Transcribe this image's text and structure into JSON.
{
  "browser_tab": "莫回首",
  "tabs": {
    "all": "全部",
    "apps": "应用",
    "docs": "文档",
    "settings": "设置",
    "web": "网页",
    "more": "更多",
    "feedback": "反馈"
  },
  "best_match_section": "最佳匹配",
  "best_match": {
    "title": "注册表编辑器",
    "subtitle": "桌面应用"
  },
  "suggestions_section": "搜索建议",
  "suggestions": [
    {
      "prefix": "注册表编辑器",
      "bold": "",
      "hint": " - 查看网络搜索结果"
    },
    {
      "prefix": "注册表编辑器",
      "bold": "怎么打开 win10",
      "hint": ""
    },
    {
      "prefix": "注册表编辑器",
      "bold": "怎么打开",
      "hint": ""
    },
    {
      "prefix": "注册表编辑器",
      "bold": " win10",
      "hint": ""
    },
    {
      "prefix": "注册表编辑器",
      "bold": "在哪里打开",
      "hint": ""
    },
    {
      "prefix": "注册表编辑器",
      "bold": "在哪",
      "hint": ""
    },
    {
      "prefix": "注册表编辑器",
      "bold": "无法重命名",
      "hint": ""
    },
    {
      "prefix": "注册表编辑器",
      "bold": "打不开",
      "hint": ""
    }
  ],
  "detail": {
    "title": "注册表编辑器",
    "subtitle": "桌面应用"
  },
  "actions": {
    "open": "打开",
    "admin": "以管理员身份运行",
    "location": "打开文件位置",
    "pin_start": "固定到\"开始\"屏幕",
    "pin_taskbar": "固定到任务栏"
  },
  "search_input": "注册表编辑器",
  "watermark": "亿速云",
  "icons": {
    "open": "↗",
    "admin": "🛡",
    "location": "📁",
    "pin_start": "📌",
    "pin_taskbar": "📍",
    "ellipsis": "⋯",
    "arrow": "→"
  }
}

■ **EXERCISE DETAILS**: Which lines contain "bold"? Show each of them.

■ **WRITTEN ANSWER**:
      "bold": "",
      "bold": "怎么打开 win10",
      "bold": "怎么打开",
      "bold": " win10",
      "bold": "在哪里打开",
      "bold": "在哪",
      "bold": "无法重命名",
      "bold": "打不开",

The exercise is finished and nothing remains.